╔══

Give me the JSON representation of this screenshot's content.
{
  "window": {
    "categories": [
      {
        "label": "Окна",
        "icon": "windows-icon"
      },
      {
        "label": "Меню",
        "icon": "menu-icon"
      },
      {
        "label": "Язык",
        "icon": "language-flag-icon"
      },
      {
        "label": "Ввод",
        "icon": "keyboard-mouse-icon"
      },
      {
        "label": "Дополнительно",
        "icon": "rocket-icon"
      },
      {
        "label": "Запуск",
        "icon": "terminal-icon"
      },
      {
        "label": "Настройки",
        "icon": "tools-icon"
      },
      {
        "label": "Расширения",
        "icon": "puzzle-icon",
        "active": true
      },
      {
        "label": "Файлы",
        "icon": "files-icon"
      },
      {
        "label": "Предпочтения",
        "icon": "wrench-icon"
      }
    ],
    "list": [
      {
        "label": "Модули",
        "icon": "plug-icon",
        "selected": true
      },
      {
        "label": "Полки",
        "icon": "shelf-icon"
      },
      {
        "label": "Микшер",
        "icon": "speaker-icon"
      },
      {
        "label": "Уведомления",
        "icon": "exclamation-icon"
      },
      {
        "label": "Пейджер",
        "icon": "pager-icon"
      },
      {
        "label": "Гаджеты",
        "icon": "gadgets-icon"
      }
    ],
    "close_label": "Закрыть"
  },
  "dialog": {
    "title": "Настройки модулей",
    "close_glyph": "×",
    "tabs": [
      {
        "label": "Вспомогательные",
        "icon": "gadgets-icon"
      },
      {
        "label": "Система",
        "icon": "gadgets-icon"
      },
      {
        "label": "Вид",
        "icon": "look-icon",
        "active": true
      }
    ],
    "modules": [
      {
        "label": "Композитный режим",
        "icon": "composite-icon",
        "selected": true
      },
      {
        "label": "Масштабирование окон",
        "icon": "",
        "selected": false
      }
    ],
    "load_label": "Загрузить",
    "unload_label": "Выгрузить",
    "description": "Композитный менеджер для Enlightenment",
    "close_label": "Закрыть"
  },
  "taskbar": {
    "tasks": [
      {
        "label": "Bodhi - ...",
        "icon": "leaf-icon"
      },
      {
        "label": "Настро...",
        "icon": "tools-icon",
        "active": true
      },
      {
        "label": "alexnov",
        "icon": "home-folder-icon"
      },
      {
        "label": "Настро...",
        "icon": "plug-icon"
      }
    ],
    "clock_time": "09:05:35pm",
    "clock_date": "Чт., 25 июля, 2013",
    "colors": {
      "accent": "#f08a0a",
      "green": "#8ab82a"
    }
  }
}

╚══

#### WRITTEN REQUEST
Repeat each record exactly, leaving nothing out.

#### RIGHT ANSWER
Give me the JSON representation of this screenshot's content.
{
  "window": {
    "categories": [
      {
        "label": "Окна",
        "icon": "windows-icon"
      },
      {
        "label": "Меню",
        "icon": "menu-icon"
      },
      {
        "label": "Язык",
        "icon": "language-flag-icon"
      },
      {
        "label": "Ввод",
        "icon": "keyboard-mouse-icon"
      },
      {
        "label": "Дополнительно",
        "icon": "rocket-icon"
      },
      {
        "label": "Запуск",
        "icon": "terminal-icon"
      },
      {
        "label": "Настройки",
        "icon": "tools-icon"
      },
      {
        "label": "Расширения",
        "icon": "puzzle-icon",
        "active": true
      },
      {
        "label": "Файлы",
        "icon": "files-icon"
      },
      {
        "label": "Предпочтения",
        "icon": "wrench-icon"
      }
    ],
    "list": [
      {
        "label": "Модули",
        "icon": "plug-icon",
        "selected": true
      },
      {
        "label": "Полки",
        "icon": "shelf-icon"
      },
      {
        "label": "Микшер",
        "icon": "speaker-icon"
      },
      {
        "label": "Уведомления",
        "icon": "exclamation-icon"
      },
      {
        "label": "Пейджер",
        "icon": "pager-icon"
      },
      {
        "label": "Гаджеты",
        "icon": "gadgets-icon"
      }
    ],
    "close_label": "Закрыть"
  },
  "dialog": {
    "title": "Настройки модулей",
    "close_glyph": "×",
    "tabs": [
      {
        "label": "Вспомогательные",
        "icon": "gadgets-icon"
      },
      {
        "label": "Система",
        "icon": "gadgets-icon"
      },
      {
        "label": "Вид",
        "icon": "look-icon",
        "active": true
      }
    ],
    "modules": [
      {
        "label": "Композитный режим",
        "icon": "composite-icon",
        "selected": true
      },
      {
        "label": "Масштабирование окон",
        "icon": "",
        "selected": false
      }
    ],
    "load_label": "Загрузить",
    "unload_label": "Выгрузить",
    "description": "Композитный менеджер для Enlightenment",
    "close_label": "Закрыть"
  },
  "taskbar": {
    "tasks": [
      {
        "label": "Bodhi - ...",
        "icon": "leaf-icon"
      },
      {
        "label": "Настро...",
        "icon": "tools-icon",
        "active": true
      },
      {
        "label": "alexnov",
        "icon": "home-folder-icon"
      },
      {
        "label": "Настро...",
        "icon": "plug-icon"
      }
    ],
    "clock_time": "09:05:35pm",
    "clock_date": "Чт., 25 июля, 2013",
    "colors": {
      "accent": "#f08a0a",
      "green": "#8ab82a"
    }
  }
}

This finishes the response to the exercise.